Dataset records on visual material
▶
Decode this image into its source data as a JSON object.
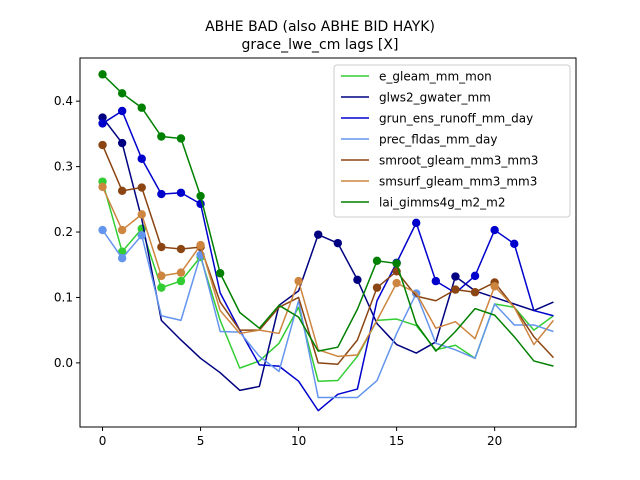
{
  "chart_data": {
    "type": "line",
    "title": "ABHE BAD (also ABHE BID HAYK)",
    "subtitle": "grace_lwe_cm lags [X]",
    "xlabel": "",
    "ylabel": "",
    "xlim": [
      -1.15,
      24.15
    ],
    "ylim": [
      -0.098,
      0.466
    ],
    "xticks": [
      0,
      5,
      10,
      15,
      20
    ],
    "yticks": [
      0.0,
      0.1,
      0.2,
      0.3,
      0.4
    ],
    "ytick_labels": [
      "0.0",
      "0.1",
      "0.2",
      "0.3",
      "0.4"
    ],
    "grid": false,
    "legend_position": "upper-right",
    "x": [
      0,
      1,
      2,
      3,
      4,
      5,
      6,
      7,
      8,
      9,
      10,
      11,
      12,
      13,
      14,
      15,
      16,
      17,
      18,
      19,
      20,
      21,
      22,
      23
    ],
    "series": [
      {
        "name": "e_gleam_mm_mon",
        "color": "#32cd32",
        "values": [
          0.277,
          0.17,
          0.205,
          0.115,
          0.125,
          0.162,
          0.065,
          -0.008,
          0.003,
          0.03,
          0.085,
          -0.028,
          -0.027,
          0.01,
          0.065,
          0.067,
          0.057,
          0.02,
          0.027,
          0.007,
          0.09,
          0.085,
          0.05,
          0.072
        ],
        "markers": [
          0,
          1,
          2,
          3,
          4,
          5
        ]
      },
      {
        "name": "glws2_gwater_mm",
        "color": "#000080",
        "values": [
          0.375,
          0.336,
          0.22,
          0.065,
          0.035,
          0.007,
          -0.015,
          -0.042,
          -0.036,
          0.088,
          0.11,
          0.196,
          0.183,
          0.127,
          0.06,
          0.028,
          0.015,
          0.032,
          0.132,
          0.11,
          0.1,
          0.09,
          0.08,
          0.093
        ],
        "markers": [
          0,
          1,
          11,
          12,
          13,
          18
        ]
      },
      {
        "name": "grun_ens_runoff_mm_day",
        "color": "#0000cd",
        "values": [
          0.366,
          0.385,
          0.312,
          0.258,
          0.26,
          0.243,
          0.107,
          0.05,
          -0.003,
          -0.005,
          -0.028,
          -0.073,
          -0.048,
          -0.04,
          0.095,
          0.153,
          0.214,
          0.125,
          0.107,
          0.133,
          0.203,
          0.182,
          0.08,
          0.072
        ],
        "markers": [
          0,
          1,
          2,
          3,
          4,
          5,
          15,
          16,
          17,
          19,
          20,
          21
        ]
      },
      {
        "name": "prec_fldas_mm_day",
        "color": "#6495ed",
        "values": [
          0.203,
          0.16,
          0.195,
          0.072,
          0.065,
          0.165,
          0.048,
          0.047,
          0.01,
          -0.013,
          0.095,
          -0.053,
          -0.053,
          -0.053,
          -0.027,
          0.045,
          0.106,
          0.03,
          0.02,
          0.007,
          0.09,
          0.058,
          0.058,
          0.048
        ],
        "markers": [
          0,
          1,
          2,
          5,
          16
        ]
      },
      {
        "name": "smroot_gleam_mm3_mm3",
        "color": "#8b4513",
        "values": [
          0.333,
          0.263,
          0.268,
          0.177,
          0.174,
          0.177,
          0.093,
          0.05,
          0.05,
          0.085,
          0.1,
          0.0,
          -0.002,
          0.035,
          0.115,
          0.14,
          0.102,
          0.095,
          0.112,
          0.108,
          0.123,
          0.085,
          0.04,
          0.008
        ],
        "markers": [
          0,
          1,
          2,
          3,
          4,
          5,
          14,
          15,
          18,
          19,
          20
        ]
      },
      {
        "name": "smsurf_gleam_mm3_mm3",
        "color": "#cd853f",
        "values": [
          0.269,
          0.203,
          0.227,
          0.133,
          0.138,
          0.18,
          0.08,
          0.045,
          0.05,
          0.045,
          0.125,
          0.02,
          0.01,
          0.012,
          0.065,
          0.122,
          0.107,
          0.053,
          0.063,
          0.037,
          0.117,
          0.085,
          0.028,
          0.065
        ],
        "markers": [
          0,
          1,
          2,
          3,
          4,
          5,
          10,
          15,
          20
        ]
      },
      {
        "name": "lai_gimms4g_m2_m2",
        "color": "#008000",
        "values": [
          0.441,
          0.412,
          0.39,
          0.346,
          0.343,
          0.255,
          0.137,
          0.077,
          0.053,
          0.088,
          0.07,
          0.018,
          0.024,
          0.082,
          0.156,
          0.152,
          0.06,
          0.018,
          0.048,
          0.083,
          0.073,
          0.04,
          0.003,
          -0.005
        ],
        "markers": [
          0,
          1,
          2,
          3,
          4,
          5,
          6,
          14,
          15
        ]
      }
    ]
  }
}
◀
**Work required:** Write out the data precisely as given, excluding the pictures.

**Result:**
Decode this image into its source data as a JSON object.
{
  "chart_data": {
    "type": "line",
    "title": "ABHE BAD (also ABHE BID HAYK)",
    "subtitle": "grace_lwe_cm lags [X]",
    "xlabel": "",
    "ylabel": "",
    "xlim": [
      -1.15,
      24.15
    ],
    "ylim": [
      -0.098,
      0.466
    ],
    "xticks": [
      0,
      5,
      10,
      15,
      20
    ],
    "yticks": [
      0.0,
      0.1,
      0.2,
      0.3,
      0.4
    ],
    "ytick_labels": [
      "0.0",
      "0.1",
      "0.2",
      "0.3",
      "0.4"
    ],
    "grid": false,
    "legend_position": "upper-right",
    "x": [
      0,
      1,
      2,
      3,
      4,
      5,
      6,
      7,
      8,
      9,
      10,
      11,
      12,
      13,
      14,
      15,
      16,
      17,
      18,
      19,
      20,
      21,
      22,
      23
    ],
    "series": [
      {
        "name": "e_gleam_mm_mon",
        "color": "#32cd32",
        "values": [
          0.277,
          0.17,
          0.205,
          0.115,
          0.125,
          0.162,
          0.065,
          -0.008,
          0.003,
          0.03,
          0.085,
          -0.028,
          -0.027,
          0.01,
          0.065,
          0.067,
          0.057,
          0.02,
          0.027,
          0.007,
          0.09,
          0.085,
          0.05,
          0.072
        ],
        "markers": [
          0,
          1,
          2,
          3,
          4,
          5
        ]
      },
      {
        "name": "glws2_gwater_mm",
        "color": "#000080",
        "values": [
          0.375,
          0.336,
          0.22,
          0.065,
          0.035,
          0.007,
          -0.015,
          -0.042,
          -0.036,
          0.088,
          0.11,
          0.196,
          0.183,
          0.127,
          0.06,
          0.028,
          0.015,
          0.032,
          0.132,
          0.11,
          0.1,
          0.09,
          0.08,
          0.093
        ],
        "markers": [
          0,
          1,
          11,
          12,
          13,
          18
        ]
      },
      {
        "name": "grun_ens_runoff_mm_day",
        "color": "#0000cd",
        "values": [
          0.366,
          0.385,
          0.312,
          0.258,
          0.26,
          0.243,
          0.107,
          0.05,
          -0.003,
          -0.005,
          -0.028,
          -0.073,
          -0.048,
          -0.04,
          0.095,
          0.153,
          0.214,
          0.125,
          0.107,
          0.133,
          0.203,
          0.182,
          0.08,
          0.072
        ],
        "markers": [
          0,
          1,
          2,
          3,
          4,
          5,
          15,
          16,
          17,
          19,
          20,
          21
        ]
      },
      {
        "name": "prec_fldas_mm_day",
        "color": "#6495ed",
        "values": [
          0.203,
          0.16,
          0.195,
          0.072,
          0.065,
          0.165,
          0.048,
          0.047,
          0.01,
          -0.013,
          0.095,
          -0.053,
          -0.053,
          -0.053,
          -0.027,
          0.045,
          0.106,
          0.03,
          0.02,
          0.007,
          0.09,
          0.058,
          0.058,
          0.048
        ],
        "markers": [
          0,
          1,
          2,
          5,
          16
        ]
      },
      {
        "name": "smroot_gleam_mm3_mm3",
        "color": "#8b4513",
        "values": [
          0.333,
          0.263,
          0.268,
          0.177,
          0.174,
          0.177,
          0.093,
          0.05,
          0.05,
          0.085,
          0.1,
          0.0,
          -0.002,
          0.035,
          0.115,
          0.14,
          0.102,
          0.095,
          0.112,
          0.108,
          0.123,
          0.085,
          0.04,
          0.008
        ],
        "markers": [
          0,
          1,
          2,
          3,
          4,
          5,
          14,
          15,
          18,
          19,
          20
        ]
      },
      {
        "name": "smsurf_gleam_mm3_mm3",
        "color": "#cd853f",
        "values": [
          0.269,
          0.203,
          0.227,
          0.133,
          0.138,
          0.18,
          0.08,
          0.045,
          0.05,
          0.045,
          0.125,
          0.02,
          0.01,
          0.012,
          0.065,
          0.122,
          0.107,
          0.053,
          0.063,
          0.037,
          0.117,
          0.085,
          0.028,
          0.065
        ],
        "markers": [
          0,
          1,
          2,
          3,
          4,
          5,
          10,
          15,
          20
        ]
      },
      {
        "name": "lai_gimms4g_m2_m2",
        "color": "#008000",
        "values": [
          0.441,
          0.412,
          0.39,
          0.346,
          0.343,
          0.255,
          0.137,
          0.077,
          0.053,
          0.088,
          0.07,
          0.018,
          0.024,
          0.082,
          0.156,
          0.152,
          0.06,
          0.018,
          0.048,
          0.083,
          0.073,
          0.04,
          0.003,
          -0.005
        ],
        "markers": [
          0,
          1,
          2,
          3,
          4,
          5,
          6,
          14,
          15
        ]
      }
    ]
  }
}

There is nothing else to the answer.